▶ EXERCISE
Transcribe the listing that follows in full, omitting pictures.

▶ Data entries
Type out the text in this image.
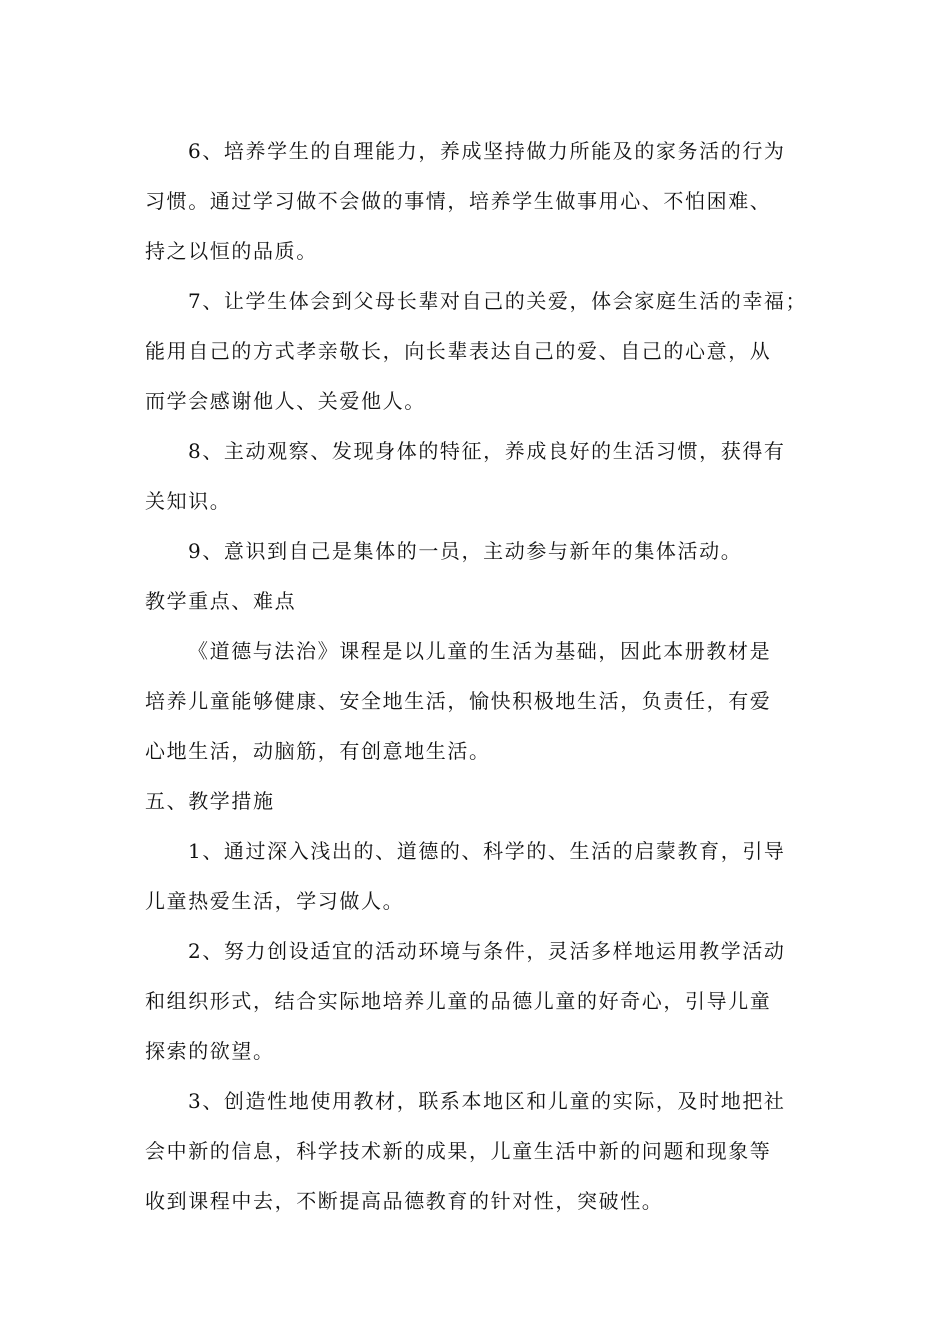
6、培养学生的自理能力，养成坚持做力所能及的家务活的行为
习惯。通过学习做不会做的事情，培养学生做事用心、不怕困难、
持之以恒的品质。
7、让学生体会到父母长辈对自己的关爱，体会家庭生活的幸福；
能用自己的方式孝亲敬长，向长辈表达自己的爱、自己的心意，从
而学会感谢他人、关爱他人。
8、主动观察、发现身体的特征，养成良好的生活习惯，获得有
关知识。
9、意识到自己是集体的一员，主动参与新年的集体活动。
教学重点、难点
《道德与法治》课程是以儿童的生活为基础，因此本册教材是
培养儿童能够健康、安全地生活，愉快积极地生活，负责任，有爱
心地生活，动脑筋，有创意地生活。
五、教学措施
1、通过深入浅出的、道德的、科学的、生活的启蒙教育，引导
儿童热爱生活，学习做人。
2、努力创设适宜的活动环境与条件，灵活多样地运用教学活动
和组织形式，结合实际地培养儿童的品德儿童的好奇心，引导儿童
探索的欲望。
3、创造性地使用教材，联系本地区和儿童的实际，及时地把社
会中新的信息，科学技术新的成果，儿童生活中新的问题和现象等
收到课程中去，不断提高品德教育的针对性，突破性。
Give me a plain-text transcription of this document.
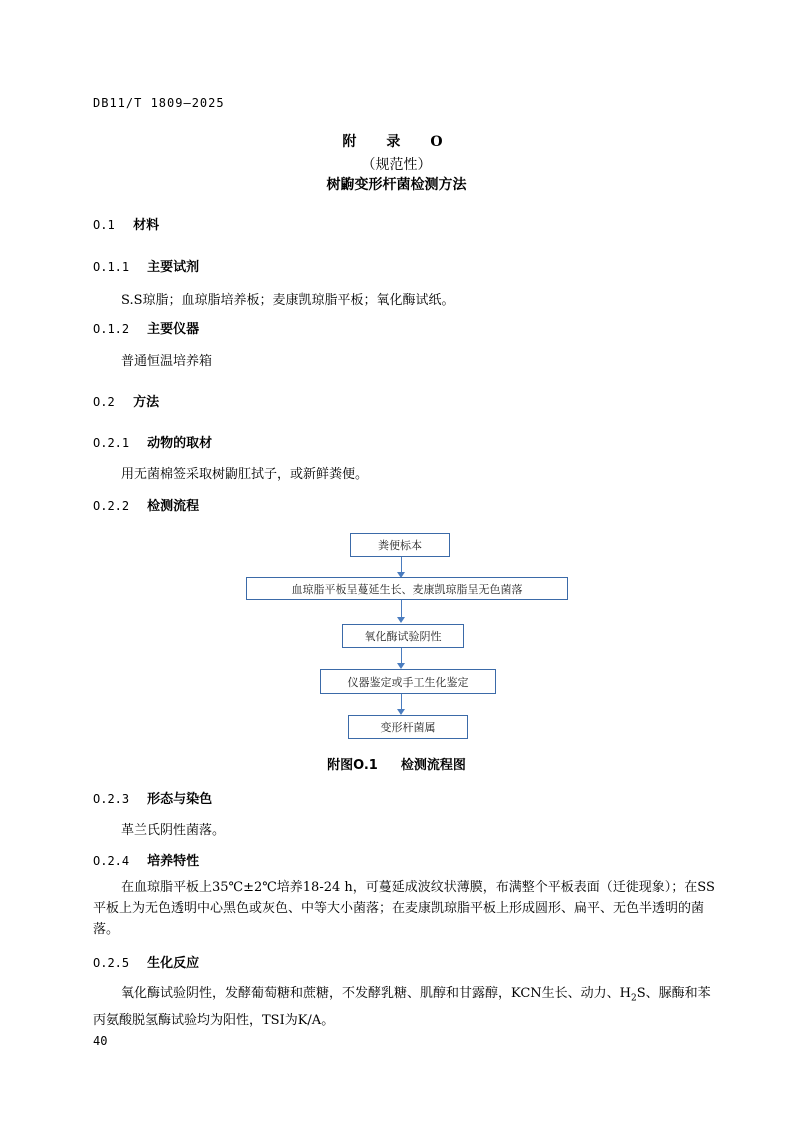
DB11/T 1809—2025
附　录　O
（规范性）
树鼩变形杆菌检测方法
O.1 材料
O.1.1 主要试剂
S.S琼脂；血琼脂培养板；麦康凯琼脂平板；氧化酶试纸。
O.1.2 主要仪器
普通恒温培养箱
O.2 方法
O.2.1 动物的取材
用无菌棉签采取树鼩肛拭子，或新鲜粪便。
O.2.2 检测流程
粪便标本
血琼脂平板呈蔓延生长、麦康凯琼脂呈无色菌落
氧化酶试验阴性
仪器鉴定或手工生化鉴定
变形杆菌属
附图O.1 检测流程图
O.2.3 形态与染色
革兰氏阴性菌落。
O.2.4 培养特性
在血琼脂平板上35℃±2℃培养18-24 h，可蔓延成波纹状薄膜，布满整个平板表面（迁徙现象）；在SS平板上为无色透明中心黑色或灰色、中等大小菌落；在麦康凯琼脂平板上形成圆形、扁平、无色半透明的菌落。
O.2.5 生化反应
氧化酶试验阴性，发酵葡萄糖和蔗糖，不发酵乳糖、肌醇和甘露醇，KCN生长、动力、$H_2S$、脲酶和苯丙氨酸脱氢酶试验均为阳性，TSI为K/A。
40
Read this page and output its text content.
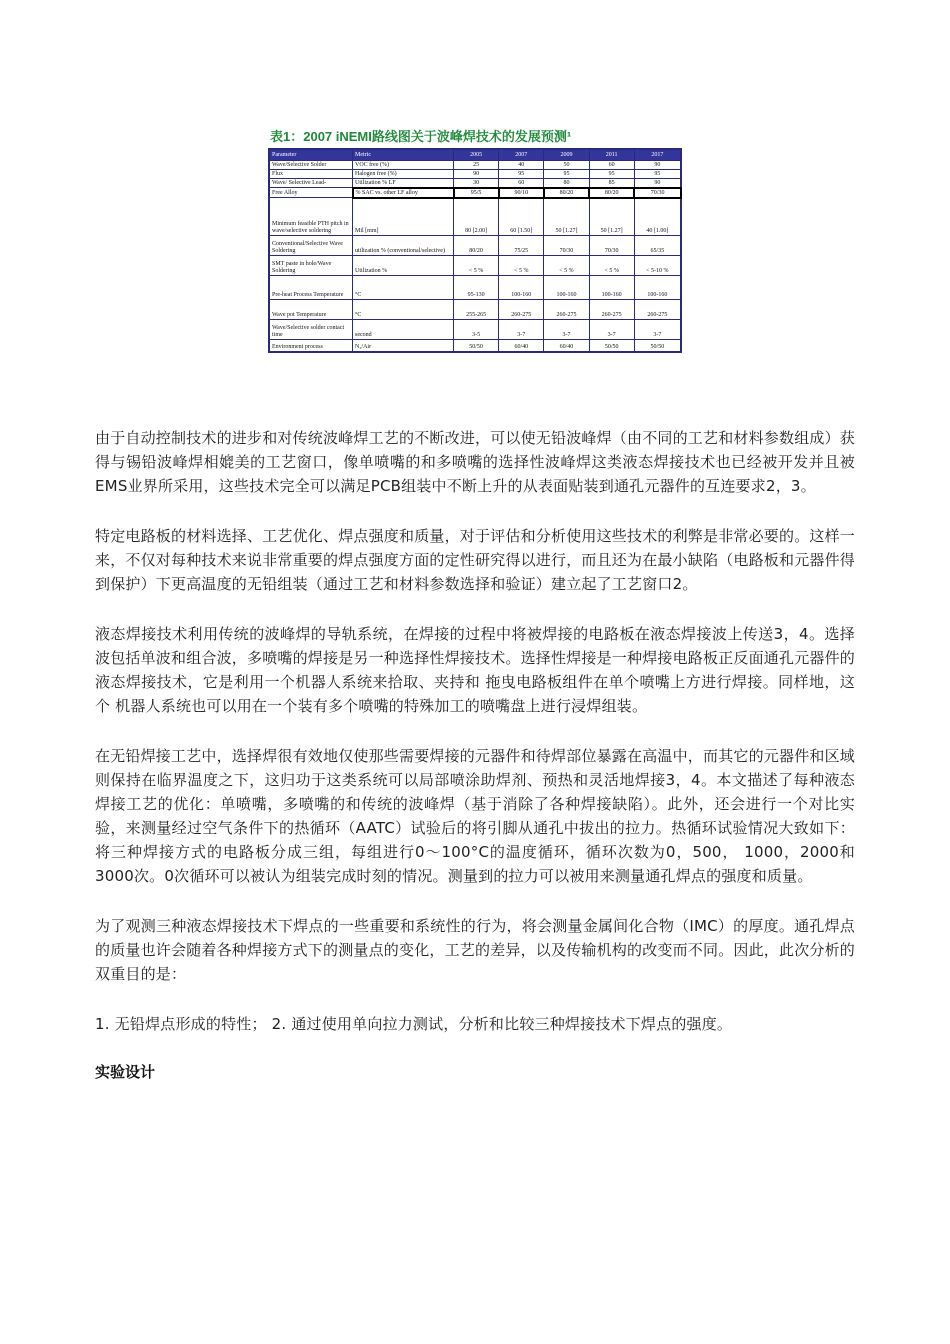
表1：2007 iNEMI路线图关于波峰焊技术的发展预测¹
Parameter	Metric	2005	2007	2009	2011	2017
Wave/Selective Solder	VOC free (%)	25	40	50	60	90
Flux	Halogen free (%)	90	95	95	95	95
Wave/ Selective Lead-	Utilization % LF	30	60	80	85	90
Free Alloy	% SAC vs. other LF alloy	95/5	90/10	80/20	80/20	70/30
Minimum feasible PTH pitch in wave/selective soldering	Mil [mm]	80 [2.00]	60 [1.50]	50 [1.27]	50 [1.27]	40 [1.00]
Conventional/Selective Wave Soldering	utilization % (conventional/selective)	80/20	75/25	70/30	70/30	65/35
SMT paste in hole/Wave Soldering	Utilization %	< 5 %	< 5 %	< 5 %	< 5 %	< 5-10 %
Pre-heat Process Temperature	°C	95-130	100-160	100-160	100-160	100-160
Wave pot Temperature	°C	255-265	260-275	260-275	260-275	260-275
Wave/Selective solder contact time	second	3-5	3-7	3-7	3-7	3-7
Environment process	N₂/Air	50/50	60/40	60/40	50/50	50/50

由于自动控制技术的进步和对传统波峰焊工艺的不断改进，可以使无铅波峰焊（由不同的工艺和材料参数组成）获得与锡铅波峰焊相媲美的工艺窗口，像单喷嘴的和多喷嘴的选择性波峰焊这类液态焊接技术也已经被开发并且被EMS业界所采用，这些技术完全可以满足PCB组装中不断上升的从表面贴装到通孔元器件的互连要求2，3。

特定电路板的材料选择、工艺优化、焊点强度和质量，对于评估和分析使用这些技术的利弊是非常必要的。这样一来，不仅对每种技术来说非常重要的焊点强度方面的定性研究得以进行，而且还为在最小缺陷（电路板和元器件得到保护）下更高温度的无铅组装（通过工艺和材料参数选择和验证）建立起了工艺窗口2。

液态焊接技术利用传统的波峰焊的导轨系统，在焊接的过程中将被焊接的电路板在液态焊接波上传送3，4。选择波包括单波和组合波，多喷嘴的焊接是另一种选择性焊接技术。选择性焊接是一种焊接电路板正反面通孔元器件的液态焊接技术，它是利用一个机器人系统来拾取、夹持和 拖曳电路板组件在单个喷嘴上方进行焊接。同样地，这个 机器人系统也可以用在一个装有多个喷嘴的特殊加工的喷嘴盘上进行浸焊组装。

在无铅焊接工艺中，选择焊很有效地仅使那些需要焊接的元器件和待焊部位暴露在高温中，而其它的元器件和区域则保持在临界温度之下，这归功于这类系统可以局部喷涂助焊剂、预热和灵活地焊接3，4。本文描述了每种液态焊接工艺的优化：单喷嘴，多喷嘴的和传统的波峰焊（基于消除了各种焊接缺陷）。此外，还会进行一个对比实验，来测量经过空气条件下的热循环（AATC）试验后的将引脚从通孔中拔出的拉力。热循环试验情况大致如下：将三种焊接方式的电路板分成三组，每组进行0～100°C的温度循环，循环次数为0，500， 1000，2000和3000次。0次循环可以被认为组装完成时刻的情况。测量到的拉力可以被用来测量通孔焊点的强度和质量。

为了观测三种液态焊接技术下焊点的一些重要和系统性的行为，将会测量金属间化合物（IMC）的厚度。通孔焊点的质量也许会随着各种焊接方式下的测量点的变化，工艺的差异，以及传输机构的改变而不同。因此，此次分析的双重目的是：

1. 无铅焊点形成的特性； 2. 通过使用单向拉力测试，分析和比较三种焊接技术下焊点的强度。

实验设计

▶ OUTPUT BELOW
Type out the text in this image.
6、培养学生的自理能力，养成坚持做力所能及的家务活的行为
习惯。通过学习做不会做的事情，培养学生做事用心、不怕困难、
持之以恒的品质。
7、让学生体会到父母长辈对自己的关爱，体会家庭生活的幸福；
能用自己的方式孝亲敬长，向长辈表达自己的爱、自己的心意，从
而学会感谢他人、关爱他人。
8、主动观察、发现身体的特征，养成良好的生活习惯，获得有
关知识。
9、意识到自己是集体的一员，主动参与新年的集体活动。
教学重点、难点
《道德与法治》课程是以儿童的生活为基础，因此本册教材是
培养儿童能够健康、安全地生活，愉快积极地生活，负责任，有爱
心地生活，动脑筋，有创意地生活。
五、教学措施
1、通过深入浅出的、道德的、科学的、生活的启蒙教育，引导
儿童热爱生活，学习做人。
2、努力创设适宜的活动环境与条件，灵活多样地运用教学活动
和组织形式，结合实际地培养儿童的品德儿童的好奇心，引导儿童
探索的欲望。
3、创造性地使用教材，联系本地区和儿童的实际，及时地把社
会中新的信息，科学技术新的成果，儿童生活中新的问题和现象等
收到课程中去，不断提高品德教育的针对性，突破性。
Give me a plain-text transcription of this document.
DB11/T 1809—2025
附　录　O
（规范性）
树鼩变形杆菌检测方法
O.1 材料
O.1.1 主要试剂
S.S琼脂；血琼脂培养板；麦康凯琼脂平板；氧化酶试纸。
O.1.2 主要仪器
普通恒温培养箱
O.2 方法
O.2.1 动物的取材
用无菌棉签采取树鼩肛拭子，或新鲜粪便。
O.2.2 检测流程
粪便标本
血琼脂平板呈蔓延生长、麦康凯琼脂呈无色菌落
氧化酶试验阴性
仪器鉴定或手工生化鉴定
变形杆菌属
附图O.1 检测流程图
O.2.3 形态与染色
革兰氏阴性菌落。
O.2.4 培养特性
在血琼脂平板上35℃±2℃培养18-24 h，可蔓延成波纹状薄膜，布满整个平板表面（迁徙现象）；在SS平板上为无色透明中心黑色或灰色、中等大小菌落；在麦康凯琼脂平板上形成圆形、扁平、无色半透明的菌落。
O.2.5 生化反应
氧化酶试验阴性，发酵葡萄糖和蔗糖，不发酵乳糖、肌醇和甘露醇，KCN生长、动力、$H_2S$、脲酶和苯丙氨酸脱氢酶试验均为阳性，TSI为K/A。
40
Read this page and output its text content.
表1：2007 iNEMI路线图关于波峰焊技术的发展预测¹
Parameter	Metric	2005	2007	2009	2011	2017
Wave/Selective Solder	VOC free (%)	25	40	50	60	90
Flux	Halogen free (%)	90	95	95	95	95
Wave/ Selective Lead-	Utilization % LF	30	60	80	85	90
Free Alloy	% SAC vs. other LF alloy	95/5	90/10	80/20	80/20	70/30
Minimum feasible PTH pitch in wave/selective soldering	Mil [mm]	80 [2.00]	60 [1.50]	50 [1.27]	50 [1.27]	40 [1.00]
Conventional/Selective Wave Soldering	utilization % (conventional/selective)	80/20	75/25	70/30	70/30	65/35
SMT paste in hole/Wave Soldering	Utilization %	< 5 %	< 5 %	< 5 %	< 5 %	< 5-10 %
Pre-heat Process Temperature	°C	95-130	100-160	100-160	100-160	100-160
Wave pot Temperature	°C	255-265	260-275	260-275	260-275	260-275
Wave/Selective solder contact time	second	3-5	3-7	3-7	3-7	3-7
Environment process	N₂/Air	50/50	60/40	60/40	50/50	50/50

由于自动控制技术的进步和对传统波峰焊工艺的不断改进，可以使无铅波峰焊（由不同的工艺和材料参数组成）获得与锡铅波峰焊相媲美的工艺窗口，像单喷嘴的和多喷嘴的选择性波峰焊这类液态焊接技术也已经被开发并且被EMS业界所采用，这些技术完全可以满足PCB组装中不断上升的从表面贴装到通孔元器件的互连要求2，3。

特定电路板的材料选择、工艺优化、焊点强度和质量，对于评估和分析使用这些技术的利弊是非常必要的。这样一来，不仅对每种技术来说非常重要的焊点强度方面的定性研究得以进行，而且还为在最小缺陷（电路板和元器件得到保护）下更高温度的无铅组装（通过工艺和材料参数选择和验证）建立起了工艺窗口2。

液态焊接技术利用传统的波峰焊的导轨系统，在焊接的过程中将被焊接的电路板在液态焊接波上传送3，4。选择波包括单波和组合波，多喷嘴的焊接是另一种选择性焊接技术。选择性焊接是一种焊接电路板正反面通孔元器件的液态焊接技术，它是利用一个机器人系统来拾取、夹持和 拖曳电路板组件在单个喷嘴上方进行焊接。同样地，这个 机器人系统也可以用在一个装有多个喷嘴的特殊加工的喷嘴盘上进行浸焊组装。

在无铅焊接工艺中，选择焊很有效地仅使那些需要焊接的元器件和待焊部位暴露在高温中，而其它的元器件和区域则保持在临界温度之下，这归功于这类系统可以局部喷涂助焊剂、预热和灵活地焊接3，4。本文描述了每种液态焊接工艺的优化：单喷嘴，多喷嘴的和传统的波峰焊（基于消除了各种焊接缺陷）。此外，还会进行一个对比实验，来测量经过空气条件下的热循环（AATC）试验后的将引脚从通孔中拔出的拉力。热循环试验情况大致如下：将三种焊接方式的电路板分成三组，每组进行0～100°C的温度循环，循环次数为0，500， 1000，2000和3000次。0次循环可以被认为组装完成时刻的情况。测量到的拉力可以被用来测量通孔焊点的强度和质量。

为了观测三种液态焊接技术下焊点的一些重要和系统性的行为，将会测量金属间化合物（IMC）的厚度。通孔焊点的质量也许会随着各种焊接方式下的测量点的变化，工艺的差异，以及传输机构的改变而不同。因此，此次分析的双重目的是：

1. 无铅焊点形成的特性； 2. 通过使用单向拉力测试，分析和比较三种焊接技术下焊点的强度。

实验设计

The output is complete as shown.